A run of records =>
* BEGIN *

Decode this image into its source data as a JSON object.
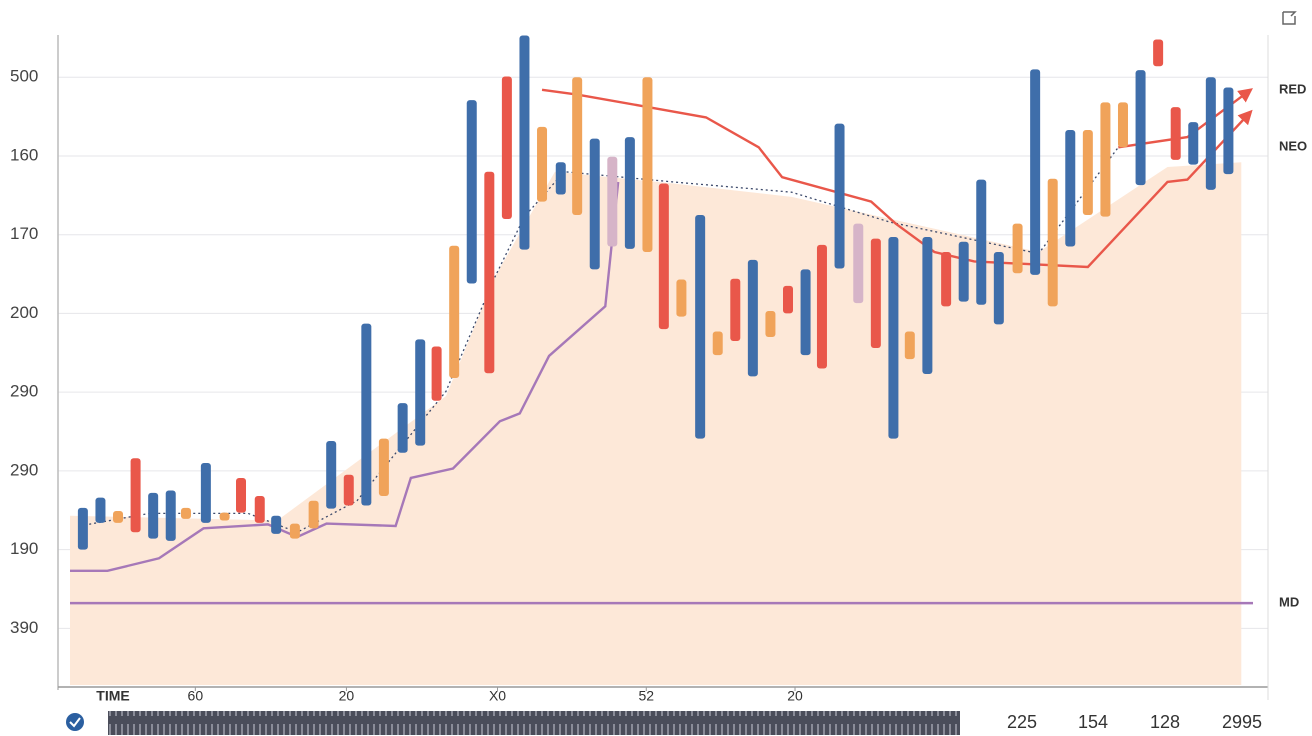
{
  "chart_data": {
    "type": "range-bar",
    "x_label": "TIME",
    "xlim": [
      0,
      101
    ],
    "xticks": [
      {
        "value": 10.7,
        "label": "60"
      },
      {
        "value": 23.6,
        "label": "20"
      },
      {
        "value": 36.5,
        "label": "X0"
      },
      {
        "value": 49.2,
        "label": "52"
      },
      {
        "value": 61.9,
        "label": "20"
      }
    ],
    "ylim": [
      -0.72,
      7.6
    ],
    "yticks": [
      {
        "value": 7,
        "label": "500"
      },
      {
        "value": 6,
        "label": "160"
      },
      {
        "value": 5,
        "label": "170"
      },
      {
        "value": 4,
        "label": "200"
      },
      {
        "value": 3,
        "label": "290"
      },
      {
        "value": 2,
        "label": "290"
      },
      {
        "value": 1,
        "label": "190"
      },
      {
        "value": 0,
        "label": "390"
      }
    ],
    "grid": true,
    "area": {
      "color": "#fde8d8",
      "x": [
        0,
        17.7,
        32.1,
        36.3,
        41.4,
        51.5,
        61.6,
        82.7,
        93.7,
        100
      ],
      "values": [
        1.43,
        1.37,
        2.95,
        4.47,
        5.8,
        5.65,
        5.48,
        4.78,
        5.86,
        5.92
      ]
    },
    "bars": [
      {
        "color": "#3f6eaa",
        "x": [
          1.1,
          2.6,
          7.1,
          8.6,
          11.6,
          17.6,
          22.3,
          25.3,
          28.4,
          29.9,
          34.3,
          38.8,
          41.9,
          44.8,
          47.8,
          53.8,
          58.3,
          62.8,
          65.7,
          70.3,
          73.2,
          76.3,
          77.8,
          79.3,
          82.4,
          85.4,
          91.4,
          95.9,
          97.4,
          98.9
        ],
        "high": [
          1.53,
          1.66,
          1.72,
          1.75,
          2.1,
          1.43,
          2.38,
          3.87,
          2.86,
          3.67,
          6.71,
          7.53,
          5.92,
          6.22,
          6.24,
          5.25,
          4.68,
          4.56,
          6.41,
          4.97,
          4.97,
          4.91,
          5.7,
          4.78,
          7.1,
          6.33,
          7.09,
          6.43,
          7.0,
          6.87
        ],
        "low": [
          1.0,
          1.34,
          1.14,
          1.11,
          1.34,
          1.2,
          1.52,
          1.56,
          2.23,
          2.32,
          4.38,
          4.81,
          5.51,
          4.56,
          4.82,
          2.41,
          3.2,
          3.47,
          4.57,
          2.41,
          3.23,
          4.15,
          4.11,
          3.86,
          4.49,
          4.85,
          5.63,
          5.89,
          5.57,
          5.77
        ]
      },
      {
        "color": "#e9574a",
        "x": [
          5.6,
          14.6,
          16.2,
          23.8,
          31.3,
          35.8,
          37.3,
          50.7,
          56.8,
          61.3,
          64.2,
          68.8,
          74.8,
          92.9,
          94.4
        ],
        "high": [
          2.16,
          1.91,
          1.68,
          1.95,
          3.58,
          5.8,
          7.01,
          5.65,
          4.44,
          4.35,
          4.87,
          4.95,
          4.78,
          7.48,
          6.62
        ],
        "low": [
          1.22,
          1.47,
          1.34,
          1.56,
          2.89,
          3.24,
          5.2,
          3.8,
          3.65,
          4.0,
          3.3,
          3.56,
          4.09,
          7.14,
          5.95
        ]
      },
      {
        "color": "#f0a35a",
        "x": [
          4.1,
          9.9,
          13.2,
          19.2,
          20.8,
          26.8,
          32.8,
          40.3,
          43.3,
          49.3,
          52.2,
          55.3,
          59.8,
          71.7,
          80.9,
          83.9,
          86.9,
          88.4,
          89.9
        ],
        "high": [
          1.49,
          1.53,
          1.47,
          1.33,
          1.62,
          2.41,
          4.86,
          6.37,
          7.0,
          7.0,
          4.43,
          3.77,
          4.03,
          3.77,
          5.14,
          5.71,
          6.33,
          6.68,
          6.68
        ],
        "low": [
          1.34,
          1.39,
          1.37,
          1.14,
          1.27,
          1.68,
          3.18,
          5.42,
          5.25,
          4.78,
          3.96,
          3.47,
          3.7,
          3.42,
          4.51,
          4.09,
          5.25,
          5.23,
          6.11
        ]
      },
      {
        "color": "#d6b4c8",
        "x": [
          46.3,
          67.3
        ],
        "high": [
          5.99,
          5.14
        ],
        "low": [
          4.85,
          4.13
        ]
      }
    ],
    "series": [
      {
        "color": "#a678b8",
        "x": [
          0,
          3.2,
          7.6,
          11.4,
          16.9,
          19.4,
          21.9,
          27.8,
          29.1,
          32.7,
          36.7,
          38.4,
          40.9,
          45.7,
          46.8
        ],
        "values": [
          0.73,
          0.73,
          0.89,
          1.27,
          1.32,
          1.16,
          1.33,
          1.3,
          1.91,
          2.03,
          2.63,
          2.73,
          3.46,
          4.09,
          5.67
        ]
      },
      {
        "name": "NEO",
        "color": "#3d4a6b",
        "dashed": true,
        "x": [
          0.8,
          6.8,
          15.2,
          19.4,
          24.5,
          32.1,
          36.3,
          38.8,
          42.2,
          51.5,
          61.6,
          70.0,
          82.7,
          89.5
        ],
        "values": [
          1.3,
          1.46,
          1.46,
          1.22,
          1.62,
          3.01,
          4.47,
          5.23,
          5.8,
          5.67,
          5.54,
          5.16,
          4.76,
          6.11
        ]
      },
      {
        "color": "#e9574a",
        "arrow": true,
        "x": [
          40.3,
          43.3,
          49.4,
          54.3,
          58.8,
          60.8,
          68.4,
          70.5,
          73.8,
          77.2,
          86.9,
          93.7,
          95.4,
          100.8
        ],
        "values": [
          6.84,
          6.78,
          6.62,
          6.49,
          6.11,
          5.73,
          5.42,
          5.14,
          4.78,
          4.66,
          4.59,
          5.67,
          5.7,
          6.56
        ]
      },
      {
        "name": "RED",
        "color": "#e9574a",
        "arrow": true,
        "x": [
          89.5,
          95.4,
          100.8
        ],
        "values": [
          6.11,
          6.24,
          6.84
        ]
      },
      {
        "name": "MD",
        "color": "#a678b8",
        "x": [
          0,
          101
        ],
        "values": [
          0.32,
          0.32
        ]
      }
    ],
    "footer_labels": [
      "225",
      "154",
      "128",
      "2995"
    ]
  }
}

* END *
* BEGIN *

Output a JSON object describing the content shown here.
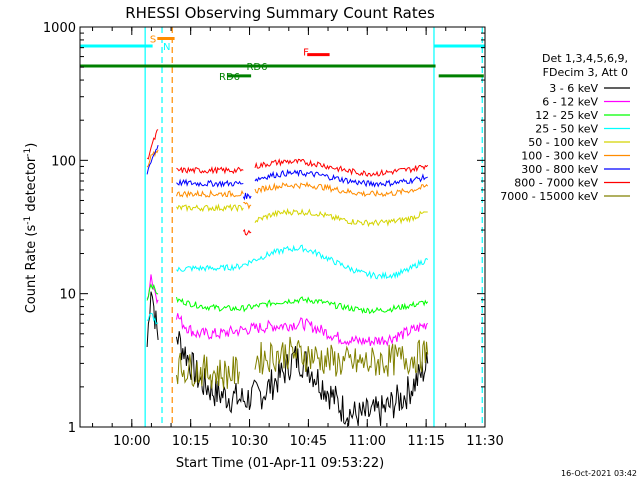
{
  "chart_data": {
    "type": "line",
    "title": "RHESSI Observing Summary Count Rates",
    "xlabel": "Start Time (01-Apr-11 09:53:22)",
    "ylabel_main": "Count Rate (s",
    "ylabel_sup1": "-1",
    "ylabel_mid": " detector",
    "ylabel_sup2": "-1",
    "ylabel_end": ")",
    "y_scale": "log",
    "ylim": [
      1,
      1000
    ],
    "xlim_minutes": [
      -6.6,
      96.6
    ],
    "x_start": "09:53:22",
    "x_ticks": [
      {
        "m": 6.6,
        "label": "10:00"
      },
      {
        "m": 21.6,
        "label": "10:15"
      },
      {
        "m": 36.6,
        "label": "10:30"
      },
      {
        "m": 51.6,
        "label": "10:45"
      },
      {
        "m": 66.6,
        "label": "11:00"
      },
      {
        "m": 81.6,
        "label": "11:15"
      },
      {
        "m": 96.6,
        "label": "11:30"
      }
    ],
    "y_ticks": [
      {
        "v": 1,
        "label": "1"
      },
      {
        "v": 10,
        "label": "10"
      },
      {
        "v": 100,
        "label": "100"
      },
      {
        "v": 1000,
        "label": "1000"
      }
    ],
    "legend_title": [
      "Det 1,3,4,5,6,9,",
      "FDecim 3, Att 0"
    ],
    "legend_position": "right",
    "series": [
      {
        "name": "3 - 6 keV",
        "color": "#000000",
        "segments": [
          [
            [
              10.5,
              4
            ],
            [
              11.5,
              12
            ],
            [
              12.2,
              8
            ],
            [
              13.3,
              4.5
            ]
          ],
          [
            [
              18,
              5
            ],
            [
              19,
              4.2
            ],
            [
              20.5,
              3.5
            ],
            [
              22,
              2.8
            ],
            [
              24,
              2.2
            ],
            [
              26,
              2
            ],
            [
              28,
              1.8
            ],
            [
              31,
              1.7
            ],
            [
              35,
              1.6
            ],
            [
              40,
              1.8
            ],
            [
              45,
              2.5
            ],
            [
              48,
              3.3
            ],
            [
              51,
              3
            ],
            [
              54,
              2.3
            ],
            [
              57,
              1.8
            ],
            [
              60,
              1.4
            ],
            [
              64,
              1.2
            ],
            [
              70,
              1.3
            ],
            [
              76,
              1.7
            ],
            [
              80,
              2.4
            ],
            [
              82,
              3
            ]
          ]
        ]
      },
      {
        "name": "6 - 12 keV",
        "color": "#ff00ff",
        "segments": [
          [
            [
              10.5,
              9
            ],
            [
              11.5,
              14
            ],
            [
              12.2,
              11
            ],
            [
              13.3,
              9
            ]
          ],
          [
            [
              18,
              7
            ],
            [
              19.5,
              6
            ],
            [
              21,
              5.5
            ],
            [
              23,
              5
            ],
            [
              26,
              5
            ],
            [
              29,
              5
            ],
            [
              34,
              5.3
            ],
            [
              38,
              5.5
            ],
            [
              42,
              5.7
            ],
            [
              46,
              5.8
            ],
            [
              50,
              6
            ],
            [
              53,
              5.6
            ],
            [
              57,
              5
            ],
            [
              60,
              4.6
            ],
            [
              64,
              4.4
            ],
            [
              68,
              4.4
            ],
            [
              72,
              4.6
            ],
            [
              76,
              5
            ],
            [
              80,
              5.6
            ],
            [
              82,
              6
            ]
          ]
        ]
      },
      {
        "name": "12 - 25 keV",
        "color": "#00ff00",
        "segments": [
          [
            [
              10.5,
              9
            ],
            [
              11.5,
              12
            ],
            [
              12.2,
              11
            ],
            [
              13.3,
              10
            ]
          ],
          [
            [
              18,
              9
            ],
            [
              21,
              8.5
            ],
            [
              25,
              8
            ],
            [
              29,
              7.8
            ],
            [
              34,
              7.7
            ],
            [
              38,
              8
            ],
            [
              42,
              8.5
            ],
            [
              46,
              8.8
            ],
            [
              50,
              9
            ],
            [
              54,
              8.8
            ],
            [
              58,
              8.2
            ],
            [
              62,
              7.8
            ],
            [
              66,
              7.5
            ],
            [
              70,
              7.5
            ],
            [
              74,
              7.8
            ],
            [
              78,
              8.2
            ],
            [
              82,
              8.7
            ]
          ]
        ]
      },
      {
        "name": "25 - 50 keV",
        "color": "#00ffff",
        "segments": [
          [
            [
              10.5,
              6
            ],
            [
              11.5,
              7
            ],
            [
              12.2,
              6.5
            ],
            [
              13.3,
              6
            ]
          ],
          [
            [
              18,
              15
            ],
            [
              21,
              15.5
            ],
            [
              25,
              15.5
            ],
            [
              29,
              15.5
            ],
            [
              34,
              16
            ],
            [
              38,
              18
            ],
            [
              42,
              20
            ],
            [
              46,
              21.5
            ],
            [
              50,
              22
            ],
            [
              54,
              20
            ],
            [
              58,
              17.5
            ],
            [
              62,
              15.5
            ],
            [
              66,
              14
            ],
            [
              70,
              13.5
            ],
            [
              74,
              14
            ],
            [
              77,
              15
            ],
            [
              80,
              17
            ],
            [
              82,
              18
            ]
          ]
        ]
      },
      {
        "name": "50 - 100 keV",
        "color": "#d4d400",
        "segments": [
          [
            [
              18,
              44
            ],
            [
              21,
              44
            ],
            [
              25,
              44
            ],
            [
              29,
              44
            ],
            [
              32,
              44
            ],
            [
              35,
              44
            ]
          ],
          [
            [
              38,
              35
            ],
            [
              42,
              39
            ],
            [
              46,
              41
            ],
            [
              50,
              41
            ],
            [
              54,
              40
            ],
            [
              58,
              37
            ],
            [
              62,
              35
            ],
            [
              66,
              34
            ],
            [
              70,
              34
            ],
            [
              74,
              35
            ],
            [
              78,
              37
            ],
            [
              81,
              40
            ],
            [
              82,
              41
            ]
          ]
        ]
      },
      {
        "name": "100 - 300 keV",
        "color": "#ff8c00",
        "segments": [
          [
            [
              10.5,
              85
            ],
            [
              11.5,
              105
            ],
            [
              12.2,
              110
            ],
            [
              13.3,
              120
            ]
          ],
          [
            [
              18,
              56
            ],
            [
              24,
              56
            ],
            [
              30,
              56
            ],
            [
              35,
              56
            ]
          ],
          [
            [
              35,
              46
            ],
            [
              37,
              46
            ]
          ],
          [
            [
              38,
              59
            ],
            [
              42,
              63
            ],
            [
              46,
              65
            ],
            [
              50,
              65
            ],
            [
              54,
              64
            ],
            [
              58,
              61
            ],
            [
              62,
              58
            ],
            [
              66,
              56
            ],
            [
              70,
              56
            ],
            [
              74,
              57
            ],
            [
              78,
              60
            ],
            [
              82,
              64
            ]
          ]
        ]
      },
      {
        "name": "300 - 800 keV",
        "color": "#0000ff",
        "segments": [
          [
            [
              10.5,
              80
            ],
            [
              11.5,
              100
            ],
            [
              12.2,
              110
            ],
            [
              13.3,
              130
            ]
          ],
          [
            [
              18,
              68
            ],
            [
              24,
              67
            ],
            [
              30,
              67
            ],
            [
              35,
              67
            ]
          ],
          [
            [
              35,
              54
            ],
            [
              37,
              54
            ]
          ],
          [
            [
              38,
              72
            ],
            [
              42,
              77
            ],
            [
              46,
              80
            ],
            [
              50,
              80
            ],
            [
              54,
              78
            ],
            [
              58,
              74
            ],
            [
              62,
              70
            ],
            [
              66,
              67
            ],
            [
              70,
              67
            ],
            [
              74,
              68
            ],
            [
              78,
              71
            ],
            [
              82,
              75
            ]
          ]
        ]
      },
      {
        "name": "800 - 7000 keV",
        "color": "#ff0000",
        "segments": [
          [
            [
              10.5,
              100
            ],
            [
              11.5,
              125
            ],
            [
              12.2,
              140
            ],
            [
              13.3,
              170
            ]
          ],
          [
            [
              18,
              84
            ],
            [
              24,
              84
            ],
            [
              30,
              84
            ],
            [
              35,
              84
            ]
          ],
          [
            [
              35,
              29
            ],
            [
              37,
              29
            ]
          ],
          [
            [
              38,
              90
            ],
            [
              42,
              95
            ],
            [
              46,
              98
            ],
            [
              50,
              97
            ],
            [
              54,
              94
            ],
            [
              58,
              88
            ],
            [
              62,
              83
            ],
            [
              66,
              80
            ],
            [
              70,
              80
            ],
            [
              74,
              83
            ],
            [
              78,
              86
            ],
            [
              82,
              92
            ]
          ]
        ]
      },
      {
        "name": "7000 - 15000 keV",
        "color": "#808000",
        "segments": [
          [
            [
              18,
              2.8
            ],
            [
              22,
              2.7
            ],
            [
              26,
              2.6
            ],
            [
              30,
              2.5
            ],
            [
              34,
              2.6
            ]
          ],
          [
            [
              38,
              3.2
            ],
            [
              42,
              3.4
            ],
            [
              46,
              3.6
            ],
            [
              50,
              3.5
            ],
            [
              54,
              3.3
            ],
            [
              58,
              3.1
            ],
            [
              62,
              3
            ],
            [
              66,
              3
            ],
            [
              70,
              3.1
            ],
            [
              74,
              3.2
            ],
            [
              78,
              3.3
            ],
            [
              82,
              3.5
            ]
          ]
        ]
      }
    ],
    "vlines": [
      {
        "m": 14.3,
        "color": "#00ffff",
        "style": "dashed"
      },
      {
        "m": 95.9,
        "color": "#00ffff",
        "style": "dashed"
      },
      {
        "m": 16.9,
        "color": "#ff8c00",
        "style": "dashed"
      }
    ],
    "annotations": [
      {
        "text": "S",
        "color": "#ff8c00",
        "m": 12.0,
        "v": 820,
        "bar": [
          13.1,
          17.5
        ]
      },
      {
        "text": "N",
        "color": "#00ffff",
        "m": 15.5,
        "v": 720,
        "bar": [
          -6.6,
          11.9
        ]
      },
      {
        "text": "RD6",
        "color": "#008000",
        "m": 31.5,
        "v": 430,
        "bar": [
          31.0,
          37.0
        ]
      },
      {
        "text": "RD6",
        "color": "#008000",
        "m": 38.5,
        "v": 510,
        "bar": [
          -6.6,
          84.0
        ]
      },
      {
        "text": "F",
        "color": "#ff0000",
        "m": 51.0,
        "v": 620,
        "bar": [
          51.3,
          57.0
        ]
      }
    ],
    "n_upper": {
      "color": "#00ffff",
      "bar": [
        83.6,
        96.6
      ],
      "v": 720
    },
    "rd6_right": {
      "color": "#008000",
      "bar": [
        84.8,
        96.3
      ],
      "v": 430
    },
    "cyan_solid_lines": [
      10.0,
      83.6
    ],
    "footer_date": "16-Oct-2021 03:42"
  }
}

* END *
* BEGIN *

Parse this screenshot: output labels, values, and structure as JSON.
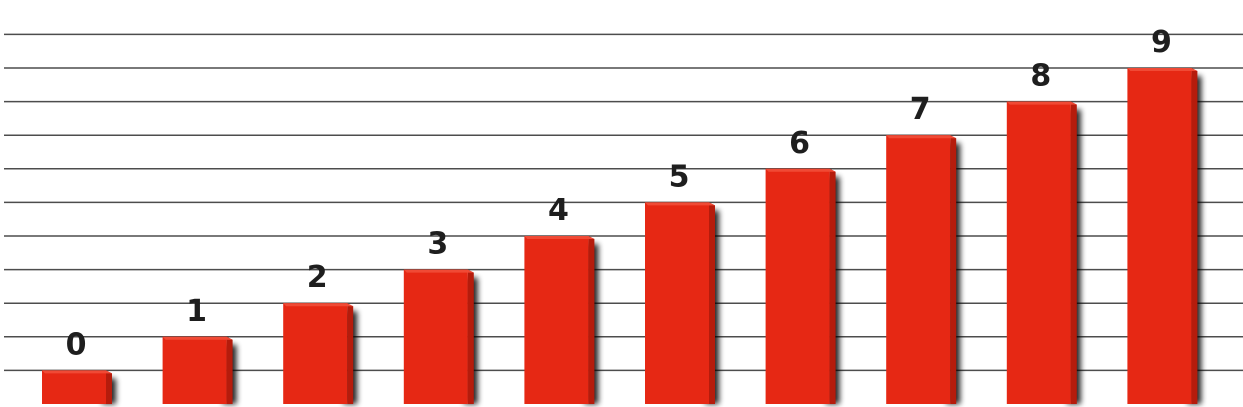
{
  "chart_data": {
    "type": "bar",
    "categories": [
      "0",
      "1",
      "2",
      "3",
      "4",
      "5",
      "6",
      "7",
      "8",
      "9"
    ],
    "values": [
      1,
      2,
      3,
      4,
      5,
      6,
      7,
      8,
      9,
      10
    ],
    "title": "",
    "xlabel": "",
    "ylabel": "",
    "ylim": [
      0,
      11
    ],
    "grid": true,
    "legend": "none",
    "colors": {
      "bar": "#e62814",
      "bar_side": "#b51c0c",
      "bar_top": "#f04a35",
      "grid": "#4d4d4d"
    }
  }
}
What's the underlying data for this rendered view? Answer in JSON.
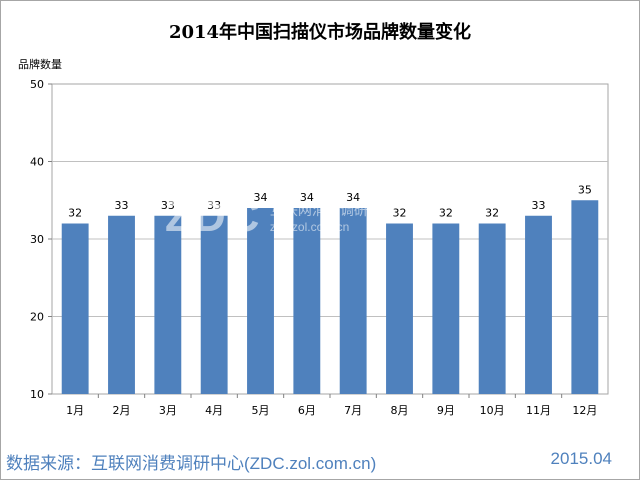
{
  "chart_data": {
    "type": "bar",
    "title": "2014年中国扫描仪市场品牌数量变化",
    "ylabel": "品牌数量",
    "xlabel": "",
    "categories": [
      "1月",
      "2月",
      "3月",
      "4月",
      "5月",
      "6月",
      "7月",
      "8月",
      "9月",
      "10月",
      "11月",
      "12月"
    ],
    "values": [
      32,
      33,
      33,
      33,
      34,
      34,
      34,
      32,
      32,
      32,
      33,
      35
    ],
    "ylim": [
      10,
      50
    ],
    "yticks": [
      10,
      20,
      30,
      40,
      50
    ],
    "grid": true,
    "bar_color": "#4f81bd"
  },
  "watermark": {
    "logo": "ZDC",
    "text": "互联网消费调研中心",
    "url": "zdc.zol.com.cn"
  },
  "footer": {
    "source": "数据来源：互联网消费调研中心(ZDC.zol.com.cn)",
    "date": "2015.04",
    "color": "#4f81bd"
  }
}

* END *

WHAT TO DO => Pull every line containing "this" out of the records.

RESPONSE TO THE EXERCISE =>
Decode this image into its source data as a JSON object.
Parse this screenshot: output labels, values, and structure as JSON.
What's the underlying data for this rendered view? Answer in JSON.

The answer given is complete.